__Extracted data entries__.
■ ■ ■ ■ ■ ■ ■

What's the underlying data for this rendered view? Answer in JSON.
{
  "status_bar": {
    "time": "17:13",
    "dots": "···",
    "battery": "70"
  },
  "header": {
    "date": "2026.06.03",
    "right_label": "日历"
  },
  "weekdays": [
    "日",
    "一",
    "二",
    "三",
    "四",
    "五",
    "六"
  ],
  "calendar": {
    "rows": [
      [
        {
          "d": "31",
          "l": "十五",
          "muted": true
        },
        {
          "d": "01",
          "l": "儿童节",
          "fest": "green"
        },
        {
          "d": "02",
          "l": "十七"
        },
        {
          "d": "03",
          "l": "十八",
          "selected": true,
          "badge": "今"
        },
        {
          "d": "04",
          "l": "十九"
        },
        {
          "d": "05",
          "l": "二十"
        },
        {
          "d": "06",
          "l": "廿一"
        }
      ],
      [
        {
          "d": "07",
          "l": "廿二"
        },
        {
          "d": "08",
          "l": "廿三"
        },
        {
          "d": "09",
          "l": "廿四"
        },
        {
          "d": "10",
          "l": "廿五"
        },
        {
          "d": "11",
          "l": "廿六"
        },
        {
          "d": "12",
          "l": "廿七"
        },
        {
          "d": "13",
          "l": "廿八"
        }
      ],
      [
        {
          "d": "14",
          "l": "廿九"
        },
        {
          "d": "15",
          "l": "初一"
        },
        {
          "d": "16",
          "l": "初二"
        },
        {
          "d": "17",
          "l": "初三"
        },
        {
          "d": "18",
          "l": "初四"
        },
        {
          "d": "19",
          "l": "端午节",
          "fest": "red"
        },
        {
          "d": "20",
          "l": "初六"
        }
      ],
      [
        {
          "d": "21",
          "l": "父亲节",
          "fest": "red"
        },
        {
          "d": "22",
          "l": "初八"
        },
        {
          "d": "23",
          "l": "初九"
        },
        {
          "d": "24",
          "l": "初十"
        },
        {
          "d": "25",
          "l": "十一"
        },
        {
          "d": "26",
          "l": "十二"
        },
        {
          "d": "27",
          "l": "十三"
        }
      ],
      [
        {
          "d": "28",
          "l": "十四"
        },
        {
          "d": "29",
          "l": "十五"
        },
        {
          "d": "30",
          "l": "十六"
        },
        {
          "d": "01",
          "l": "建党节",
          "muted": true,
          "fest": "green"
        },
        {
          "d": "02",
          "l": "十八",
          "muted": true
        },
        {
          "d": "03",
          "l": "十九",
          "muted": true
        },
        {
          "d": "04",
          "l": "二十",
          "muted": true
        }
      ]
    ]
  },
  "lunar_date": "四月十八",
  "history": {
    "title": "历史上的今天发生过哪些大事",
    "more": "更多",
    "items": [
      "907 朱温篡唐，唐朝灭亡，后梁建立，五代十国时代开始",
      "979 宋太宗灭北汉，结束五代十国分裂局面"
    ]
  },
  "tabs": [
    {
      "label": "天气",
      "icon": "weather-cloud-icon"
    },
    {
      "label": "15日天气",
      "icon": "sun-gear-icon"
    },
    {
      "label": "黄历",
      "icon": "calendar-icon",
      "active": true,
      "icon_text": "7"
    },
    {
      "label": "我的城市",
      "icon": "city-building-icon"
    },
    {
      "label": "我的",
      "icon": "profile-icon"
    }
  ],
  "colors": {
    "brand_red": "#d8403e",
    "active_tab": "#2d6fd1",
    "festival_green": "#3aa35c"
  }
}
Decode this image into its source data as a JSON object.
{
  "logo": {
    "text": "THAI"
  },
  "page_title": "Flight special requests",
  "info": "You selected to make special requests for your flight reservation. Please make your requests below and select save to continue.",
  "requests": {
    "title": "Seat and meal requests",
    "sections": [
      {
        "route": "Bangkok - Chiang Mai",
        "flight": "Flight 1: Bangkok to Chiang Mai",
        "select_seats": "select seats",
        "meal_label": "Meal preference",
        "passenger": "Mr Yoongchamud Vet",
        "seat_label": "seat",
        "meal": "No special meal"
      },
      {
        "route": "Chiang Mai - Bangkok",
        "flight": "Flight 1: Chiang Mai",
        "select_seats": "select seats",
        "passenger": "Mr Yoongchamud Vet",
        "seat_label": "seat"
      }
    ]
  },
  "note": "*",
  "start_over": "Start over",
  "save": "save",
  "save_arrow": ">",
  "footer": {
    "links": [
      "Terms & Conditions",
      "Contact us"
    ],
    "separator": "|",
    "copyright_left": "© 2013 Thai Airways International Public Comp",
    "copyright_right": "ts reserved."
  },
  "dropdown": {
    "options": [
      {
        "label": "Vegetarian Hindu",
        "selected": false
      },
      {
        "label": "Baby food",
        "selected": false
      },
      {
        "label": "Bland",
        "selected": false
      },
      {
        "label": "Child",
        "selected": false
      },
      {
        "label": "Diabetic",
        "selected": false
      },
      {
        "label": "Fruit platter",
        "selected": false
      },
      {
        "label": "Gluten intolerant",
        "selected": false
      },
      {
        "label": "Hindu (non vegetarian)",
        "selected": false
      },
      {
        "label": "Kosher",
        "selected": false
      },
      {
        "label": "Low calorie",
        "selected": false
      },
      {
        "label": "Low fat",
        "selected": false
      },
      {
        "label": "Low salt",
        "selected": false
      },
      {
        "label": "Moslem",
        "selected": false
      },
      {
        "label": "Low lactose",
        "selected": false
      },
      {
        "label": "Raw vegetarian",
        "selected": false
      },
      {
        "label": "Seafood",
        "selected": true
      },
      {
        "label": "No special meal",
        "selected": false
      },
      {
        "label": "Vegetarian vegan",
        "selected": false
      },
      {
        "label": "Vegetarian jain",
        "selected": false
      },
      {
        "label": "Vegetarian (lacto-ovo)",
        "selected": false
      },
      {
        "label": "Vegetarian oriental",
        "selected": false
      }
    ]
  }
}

■ ■ ■ ■ ■ ■ ■

__WHAT YOU ARE ASKED TO DO__. Your task is to repeat the data exactly, with nothing left out.

__SOLUTION__.
What's the underlying data for this rendered view? Answer in JSON.
{
  "status_bar": {
    "time": "17:13",
    "dots": "···",
    "battery": "70"
  },
  "header": {
    "date": "2026.06.03",
    "right_label": "日历"
  },
  "weekdays": [
    "日",
    "一",
    "二",
    "三",
    "四",
    "五",
    "六"
  ],
  "calendar": {
    "rows": [
      [
        {
          "d": "31",
          "l": "十五",
          "muted": true
        },
        {
          "d": "01",
          "l": "儿童节",
          "fest": "green"
        },
        {
          "d": "02",
          "l": "十七"
        },
        {
          "d": "03",
          "l": "十八",
          "selected": true,
          "badge": "今"
        },
        {
          "d": "04",
          "l": "十九"
        },
        {
          "d": "05",
          "l": "二十"
        },
        {
          "d": "06",
          "l": "廿一"
        }
      ],
      [
        {
          "d": "07",
          "l": "廿二"
        },
        {
          "d": "08",
          "l": "廿三"
        },
        {
          "d": "09",
          "l": "廿四"
        },
        {
          "d": "10",
          "l": "廿五"
        },
        {
          "d": "11",
          "l": "廿六"
        },
        {
          "d": "12",
          "l": "廿七"
        },
        {
          "d": "13",
          "l": "廿八"
        }
      ],
      [
        {
          "d": "14",
          "l": "廿九"
        },
        {
          "d": "15",
          "l": "初一"
        },
        {
          "d": "16",
          "l": "初二"
        },
        {
          "d": "17",
          "l": "初三"
        },
        {
          "d": "18",
          "l": "初四"
        },
        {
          "d": "19",
          "l": "端午节",
          "fest": "red"
        },
        {
          "d": "20",
          "l": "初六"
        }
      ],
      [
        {
          "d": "21",
          "l": "父亲节",
          "fest": "red"
        },
        {
          "d": "22",
          "l": "初八"
        },
        {
          "d": "23",
          "l": "初九"
        },
        {
          "d": "24",
          "l": "初十"
        },
        {
          "d": "25",
          "l": "十一"
        },
        {
          "d": "26",
          "l": "十二"
        },
        {
          "d": "27",
          "l": "十三"
        }
      ],
      [
        {
          "d": "28",
          "l": "十四"
        },
        {
          "d": "29",
          "l": "十五"
        },
        {
          "d": "30",
          "l": "十六"
        },
        {
          "d": "01",
          "l": "建党节",
          "muted": true,
          "fest": "green"
        },
        {
          "d": "02",
          "l": "十八",
          "muted": true
        },
        {
          "d": "03",
          "l": "十九",
          "muted": true
        },
        {
          "d": "04",
          "l": "二十",
          "muted": true
        }
      ]
    ]
  },
  "lunar_date": "四月十八",
  "history": {
    "title": "历史上的今天发生过哪些大事",
    "more": "更多",
    "items": [
      "907 朱温篡唐，唐朝灭亡，后梁建立，五代十国时代开始",
      "979 宋太宗灭北汉，结束五代十国分裂局面"
    ]
  },
  "tabs": [
    {
      "label": "天气",
      "icon": "weather-cloud-icon"
    },
    {
      "label": "15日天气",
      "icon": "sun-gear-icon"
    },
    {
      "label": "黄历",
      "icon": "calendar-icon",
      "active": true,
      "icon_text": "7"
    },
    {
      "label": "我的城市",
      "icon": "city-building-icon"
    },
    {
      "label": "我的",
      "icon": "profile-icon"
    }
  ],
  "colors": {
    "brand_red": "#d8403e",
    "active_tab": "#2d6fd1",
    "festival_green": "#3aa35c"
  }
}
Decode this image into its source data as a JSON object.
{
  "logo": {
    "text": "THAI"
  },
  "page_title": "Flight special requests",
  "info": "You selected to make special requests for your flight reservation. Please make your requests below and select save to continue.",
  "requests": {
    "title": "Seat and meal requests",
    "sections": [
      {
        "route": "Bangkok - Chiang Mai",
        "flight": "Flight 1: Bangkok to Chiang Mai",
        "select_seats": "select seats",
        "meal_label": "Meal preference",
        "passenger": "Mr Yoongchamud Vet",
        "seat_label": "seat",
        "meal": "No special meal"
      },
      {
        "route": "Chiang Mai - Bangkok",
        "flight": "Flight 1: Chiang Mai",
        "select_seats": "select seats",
        "passenger": "Mr Yoongchamud Vet",
        "seat_label": "seat"
      }
    ]
  },
  "note": "*",
  "start_over": "Start over",
  "save": "save",
  "save_arrow": ">",
  "footer": {
    "links": [
      "Terms & Conditions",
      "Contact us"
    ],
    "separator": "|",
    "copyright_left": "© 2013 Thai Airways International Public Comp",
    "copyright_right": "ts reserved."
  },
  "dropdown": {
    "options": [
      {
        "label": "Vegetarian Hindu",
        "selected": false
      },
      {
        "label": "Baby food",
        "selected": false
      },
      {
        "label": "Bland",
        "selected": false
      },
      {
        "label": "Child",
        "selected": false
      },
      {
        "label": "Diabetic",
        "selected": false
      },
      {
        "label": "Fruit platter",
        "selected": false
      },
      {
        "label": "Gluten intolerant",
        "selected": false
      },
      {
        "label": "Hindu (non vegetarian)",
        "selected": false
      },
      {
        "label": "Kosher",
        "selected": false
      },
      {
        "label": "Low calorie",
        "selected": false
      },
      {
        "label": "Low fat",
        "selected": false
      },
      {
        "label": "Low salt",
        "selected": false
      },
      {
        "label": "Moslem",
        "selected": false
      },
      {
        "label": "Low lactose",
        "selected": false
      },
      {
        "label": "Raw vegetarian",
        "selected": false
      },
      {
        "label": "Seafood",
        "selected": true
      },
      {
        "label": "No special meal",
        "selected": false
      },
      {
        "label": "Vegetarian vegan",
        "selected": false
      },
      {
        "label": "Vegetarian jain",
        "selected": false
      },
      {
        "label": "Vegetarian (lacto-ovo)",
        "selected": false
      },
      {
        "label": "Vegetarian oriental",
        "selected": false
      }
    ]
  }
}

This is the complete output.